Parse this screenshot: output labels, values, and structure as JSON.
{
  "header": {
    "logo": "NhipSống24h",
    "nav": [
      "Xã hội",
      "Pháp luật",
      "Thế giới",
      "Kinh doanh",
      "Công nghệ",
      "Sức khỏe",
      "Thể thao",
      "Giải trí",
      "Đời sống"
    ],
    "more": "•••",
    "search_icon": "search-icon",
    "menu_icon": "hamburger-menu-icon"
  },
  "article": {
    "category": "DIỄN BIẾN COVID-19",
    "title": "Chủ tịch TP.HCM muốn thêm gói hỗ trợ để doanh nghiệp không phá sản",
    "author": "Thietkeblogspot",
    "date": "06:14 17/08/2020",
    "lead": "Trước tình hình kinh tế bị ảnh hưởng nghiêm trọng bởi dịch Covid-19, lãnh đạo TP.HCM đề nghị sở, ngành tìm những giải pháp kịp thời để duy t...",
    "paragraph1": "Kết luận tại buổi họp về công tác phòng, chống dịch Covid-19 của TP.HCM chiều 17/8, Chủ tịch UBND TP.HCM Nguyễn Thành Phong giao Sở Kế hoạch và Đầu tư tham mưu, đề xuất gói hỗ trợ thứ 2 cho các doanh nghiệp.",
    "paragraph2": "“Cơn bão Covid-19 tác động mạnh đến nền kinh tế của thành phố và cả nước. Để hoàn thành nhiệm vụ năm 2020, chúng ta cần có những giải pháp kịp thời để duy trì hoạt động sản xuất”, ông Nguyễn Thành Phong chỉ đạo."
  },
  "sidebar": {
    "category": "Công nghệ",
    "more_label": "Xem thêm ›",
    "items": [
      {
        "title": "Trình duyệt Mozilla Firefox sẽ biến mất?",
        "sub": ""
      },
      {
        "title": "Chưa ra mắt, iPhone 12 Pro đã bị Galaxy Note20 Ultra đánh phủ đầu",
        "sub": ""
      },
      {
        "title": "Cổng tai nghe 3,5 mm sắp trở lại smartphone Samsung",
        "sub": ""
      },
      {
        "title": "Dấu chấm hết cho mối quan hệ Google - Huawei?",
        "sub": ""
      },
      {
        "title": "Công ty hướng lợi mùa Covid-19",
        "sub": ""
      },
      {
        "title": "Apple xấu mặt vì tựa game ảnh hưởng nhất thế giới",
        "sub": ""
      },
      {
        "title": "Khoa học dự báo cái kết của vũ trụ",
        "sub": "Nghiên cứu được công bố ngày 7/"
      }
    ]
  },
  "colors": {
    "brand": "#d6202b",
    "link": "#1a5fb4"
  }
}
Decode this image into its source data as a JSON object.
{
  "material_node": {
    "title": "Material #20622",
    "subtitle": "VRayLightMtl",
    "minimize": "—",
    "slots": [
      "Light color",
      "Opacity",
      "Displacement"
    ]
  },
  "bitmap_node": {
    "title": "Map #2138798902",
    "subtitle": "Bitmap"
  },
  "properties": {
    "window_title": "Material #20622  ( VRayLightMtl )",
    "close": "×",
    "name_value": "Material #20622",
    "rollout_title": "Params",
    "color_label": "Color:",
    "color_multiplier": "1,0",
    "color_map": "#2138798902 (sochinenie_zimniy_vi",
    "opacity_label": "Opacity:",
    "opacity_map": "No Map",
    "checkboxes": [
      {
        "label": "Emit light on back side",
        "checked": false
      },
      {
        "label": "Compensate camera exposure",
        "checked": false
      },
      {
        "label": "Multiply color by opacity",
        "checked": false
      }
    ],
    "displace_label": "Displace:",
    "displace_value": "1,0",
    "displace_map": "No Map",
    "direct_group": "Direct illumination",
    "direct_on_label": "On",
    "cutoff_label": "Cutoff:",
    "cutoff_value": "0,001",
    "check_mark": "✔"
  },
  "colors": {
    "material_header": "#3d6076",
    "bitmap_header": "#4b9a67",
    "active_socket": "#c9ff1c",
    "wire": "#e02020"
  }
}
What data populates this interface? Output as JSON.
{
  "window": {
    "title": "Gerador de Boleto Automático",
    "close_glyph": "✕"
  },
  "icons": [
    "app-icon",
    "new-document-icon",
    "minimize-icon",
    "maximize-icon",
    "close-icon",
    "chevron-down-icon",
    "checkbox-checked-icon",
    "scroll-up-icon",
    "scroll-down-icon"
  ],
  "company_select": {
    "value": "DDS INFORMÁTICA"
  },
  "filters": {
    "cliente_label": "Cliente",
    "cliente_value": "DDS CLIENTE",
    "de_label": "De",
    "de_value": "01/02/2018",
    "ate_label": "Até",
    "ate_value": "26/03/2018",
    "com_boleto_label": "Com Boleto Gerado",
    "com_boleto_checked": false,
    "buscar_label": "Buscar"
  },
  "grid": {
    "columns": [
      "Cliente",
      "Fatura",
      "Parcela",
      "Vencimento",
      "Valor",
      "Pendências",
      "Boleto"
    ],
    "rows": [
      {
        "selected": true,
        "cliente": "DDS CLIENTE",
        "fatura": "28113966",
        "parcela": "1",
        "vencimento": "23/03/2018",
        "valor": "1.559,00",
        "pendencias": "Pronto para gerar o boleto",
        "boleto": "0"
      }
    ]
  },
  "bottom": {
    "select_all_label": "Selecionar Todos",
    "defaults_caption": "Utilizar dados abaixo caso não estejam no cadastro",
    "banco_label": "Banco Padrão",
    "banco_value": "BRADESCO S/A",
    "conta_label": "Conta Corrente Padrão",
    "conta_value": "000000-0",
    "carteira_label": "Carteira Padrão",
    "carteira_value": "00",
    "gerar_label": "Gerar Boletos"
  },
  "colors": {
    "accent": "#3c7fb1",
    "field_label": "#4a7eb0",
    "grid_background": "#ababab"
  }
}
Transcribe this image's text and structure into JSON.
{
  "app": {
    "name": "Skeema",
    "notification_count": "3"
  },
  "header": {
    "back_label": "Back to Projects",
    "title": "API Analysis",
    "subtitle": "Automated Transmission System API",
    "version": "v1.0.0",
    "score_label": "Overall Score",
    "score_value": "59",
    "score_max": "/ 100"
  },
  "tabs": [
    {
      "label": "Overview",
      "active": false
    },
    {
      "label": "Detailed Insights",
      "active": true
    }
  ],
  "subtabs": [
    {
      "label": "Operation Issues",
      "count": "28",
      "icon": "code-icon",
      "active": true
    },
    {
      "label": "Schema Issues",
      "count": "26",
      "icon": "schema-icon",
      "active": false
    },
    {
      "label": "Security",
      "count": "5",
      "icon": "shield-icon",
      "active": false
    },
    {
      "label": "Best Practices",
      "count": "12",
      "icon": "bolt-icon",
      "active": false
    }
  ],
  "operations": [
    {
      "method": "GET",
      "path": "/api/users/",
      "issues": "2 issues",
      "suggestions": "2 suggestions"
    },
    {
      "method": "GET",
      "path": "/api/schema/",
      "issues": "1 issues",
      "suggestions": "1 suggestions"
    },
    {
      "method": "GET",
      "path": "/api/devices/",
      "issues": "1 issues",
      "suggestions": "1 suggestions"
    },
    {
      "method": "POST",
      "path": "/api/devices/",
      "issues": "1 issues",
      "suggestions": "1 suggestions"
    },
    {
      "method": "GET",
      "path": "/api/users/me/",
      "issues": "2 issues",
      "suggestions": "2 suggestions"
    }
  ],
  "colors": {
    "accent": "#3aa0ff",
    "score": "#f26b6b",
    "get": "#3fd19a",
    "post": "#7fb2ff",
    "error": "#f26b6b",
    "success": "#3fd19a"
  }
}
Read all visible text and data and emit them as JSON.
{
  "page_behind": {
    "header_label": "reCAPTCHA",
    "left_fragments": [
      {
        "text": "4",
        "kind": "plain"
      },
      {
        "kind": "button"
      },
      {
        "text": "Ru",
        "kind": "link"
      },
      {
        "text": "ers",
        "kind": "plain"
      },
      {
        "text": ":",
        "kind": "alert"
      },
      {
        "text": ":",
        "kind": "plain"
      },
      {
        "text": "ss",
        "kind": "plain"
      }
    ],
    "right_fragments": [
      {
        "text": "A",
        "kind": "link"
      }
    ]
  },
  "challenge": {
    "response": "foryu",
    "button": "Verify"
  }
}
**********
Given problem: Starting from the line containing "Read all visible", repeat each line through the end of the entries, exactly.

Solved exercise:
Read all visible text and data and emit them as JSON.
{
  "page_behind": {
    "header_label": "reCAPTCHA",
    "left_fragments": [
      {
        "text": "4",
        "kind": "plain"
      },
      {
        "kind": "button"
      },
      {
        "text": "Ru",
        "kind": "link"
      },
      {
        "text": "ers",
        "kind": "plain"
      },
      {
        "text": ":",
        "kind": "alert"
      },
      {
        "text": ":",
        "kind": "plain"
      },
      {
        "text": "ss",
        "kind": "plain"
      }
    ],
    "right_fragments": [
      {
        "text": "A",
        "kind": "link"
      }
    ]
  },
  "challenge": {
    "response": "foryu",
    "button": "Verify"
  }
}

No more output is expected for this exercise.